§ **WHAT YOU HAVE TO DO**
Your answer should be a single number: the count of lines that include "urée".

Extracted data entries
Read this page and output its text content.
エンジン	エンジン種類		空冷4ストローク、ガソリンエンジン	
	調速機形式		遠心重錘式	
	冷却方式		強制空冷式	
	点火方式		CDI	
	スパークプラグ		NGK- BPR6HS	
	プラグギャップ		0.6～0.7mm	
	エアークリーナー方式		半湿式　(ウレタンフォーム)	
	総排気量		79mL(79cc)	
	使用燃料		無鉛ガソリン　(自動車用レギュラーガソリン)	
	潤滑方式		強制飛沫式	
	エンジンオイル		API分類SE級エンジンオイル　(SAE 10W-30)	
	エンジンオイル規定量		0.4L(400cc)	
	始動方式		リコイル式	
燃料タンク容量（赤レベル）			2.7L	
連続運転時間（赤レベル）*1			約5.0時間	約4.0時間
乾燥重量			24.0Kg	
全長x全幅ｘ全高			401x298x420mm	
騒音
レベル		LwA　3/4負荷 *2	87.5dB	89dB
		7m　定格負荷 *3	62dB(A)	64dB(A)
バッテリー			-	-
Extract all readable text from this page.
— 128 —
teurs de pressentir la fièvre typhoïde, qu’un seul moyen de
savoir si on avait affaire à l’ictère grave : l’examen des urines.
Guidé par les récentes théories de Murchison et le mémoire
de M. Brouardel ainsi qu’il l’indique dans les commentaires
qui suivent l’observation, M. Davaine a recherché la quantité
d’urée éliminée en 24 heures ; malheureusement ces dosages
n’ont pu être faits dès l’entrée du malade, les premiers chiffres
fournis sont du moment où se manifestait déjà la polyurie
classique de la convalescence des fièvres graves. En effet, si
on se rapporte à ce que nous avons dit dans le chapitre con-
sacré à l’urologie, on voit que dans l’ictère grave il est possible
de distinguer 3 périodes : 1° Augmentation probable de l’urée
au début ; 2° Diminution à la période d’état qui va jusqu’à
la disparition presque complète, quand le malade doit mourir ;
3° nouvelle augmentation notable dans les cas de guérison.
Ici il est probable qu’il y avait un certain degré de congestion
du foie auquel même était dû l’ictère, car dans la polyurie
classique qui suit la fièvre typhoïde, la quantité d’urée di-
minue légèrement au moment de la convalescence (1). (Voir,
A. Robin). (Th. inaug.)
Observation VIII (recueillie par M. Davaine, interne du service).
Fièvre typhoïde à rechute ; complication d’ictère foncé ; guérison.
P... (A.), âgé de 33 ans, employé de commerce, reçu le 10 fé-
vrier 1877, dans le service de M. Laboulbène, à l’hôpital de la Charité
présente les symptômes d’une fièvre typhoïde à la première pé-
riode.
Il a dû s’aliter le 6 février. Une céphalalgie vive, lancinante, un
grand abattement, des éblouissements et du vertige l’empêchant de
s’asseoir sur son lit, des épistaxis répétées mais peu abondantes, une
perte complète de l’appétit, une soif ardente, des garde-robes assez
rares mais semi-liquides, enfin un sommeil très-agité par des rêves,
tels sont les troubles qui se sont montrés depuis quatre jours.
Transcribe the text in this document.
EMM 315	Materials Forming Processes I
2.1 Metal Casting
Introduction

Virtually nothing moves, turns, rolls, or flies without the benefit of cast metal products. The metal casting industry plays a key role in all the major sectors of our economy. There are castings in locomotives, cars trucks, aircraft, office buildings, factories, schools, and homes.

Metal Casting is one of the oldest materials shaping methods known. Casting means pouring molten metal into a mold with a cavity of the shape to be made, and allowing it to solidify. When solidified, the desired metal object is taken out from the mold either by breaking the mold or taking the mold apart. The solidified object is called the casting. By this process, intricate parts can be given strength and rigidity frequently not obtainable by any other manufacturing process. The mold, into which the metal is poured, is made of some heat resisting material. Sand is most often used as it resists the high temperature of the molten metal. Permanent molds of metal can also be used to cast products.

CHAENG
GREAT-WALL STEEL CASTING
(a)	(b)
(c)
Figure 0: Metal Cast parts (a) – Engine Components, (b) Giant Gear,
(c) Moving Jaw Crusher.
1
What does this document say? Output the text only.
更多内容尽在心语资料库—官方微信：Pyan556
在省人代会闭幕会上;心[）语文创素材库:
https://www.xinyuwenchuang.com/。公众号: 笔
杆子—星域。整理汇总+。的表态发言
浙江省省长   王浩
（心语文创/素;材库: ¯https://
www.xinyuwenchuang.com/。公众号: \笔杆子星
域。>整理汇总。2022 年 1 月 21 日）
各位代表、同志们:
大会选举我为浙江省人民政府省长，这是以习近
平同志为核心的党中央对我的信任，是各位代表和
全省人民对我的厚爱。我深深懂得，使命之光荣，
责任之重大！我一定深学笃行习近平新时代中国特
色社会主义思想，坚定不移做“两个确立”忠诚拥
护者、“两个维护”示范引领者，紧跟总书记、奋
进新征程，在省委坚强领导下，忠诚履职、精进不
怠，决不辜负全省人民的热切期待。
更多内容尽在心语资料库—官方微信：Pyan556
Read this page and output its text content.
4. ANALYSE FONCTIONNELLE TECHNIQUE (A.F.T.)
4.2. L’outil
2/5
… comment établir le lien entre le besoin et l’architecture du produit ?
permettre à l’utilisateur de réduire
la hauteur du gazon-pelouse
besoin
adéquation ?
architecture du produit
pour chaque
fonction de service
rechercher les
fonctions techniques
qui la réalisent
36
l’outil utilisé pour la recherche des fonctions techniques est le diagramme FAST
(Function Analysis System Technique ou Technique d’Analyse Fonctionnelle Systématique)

§ **THE RESPONSE**
3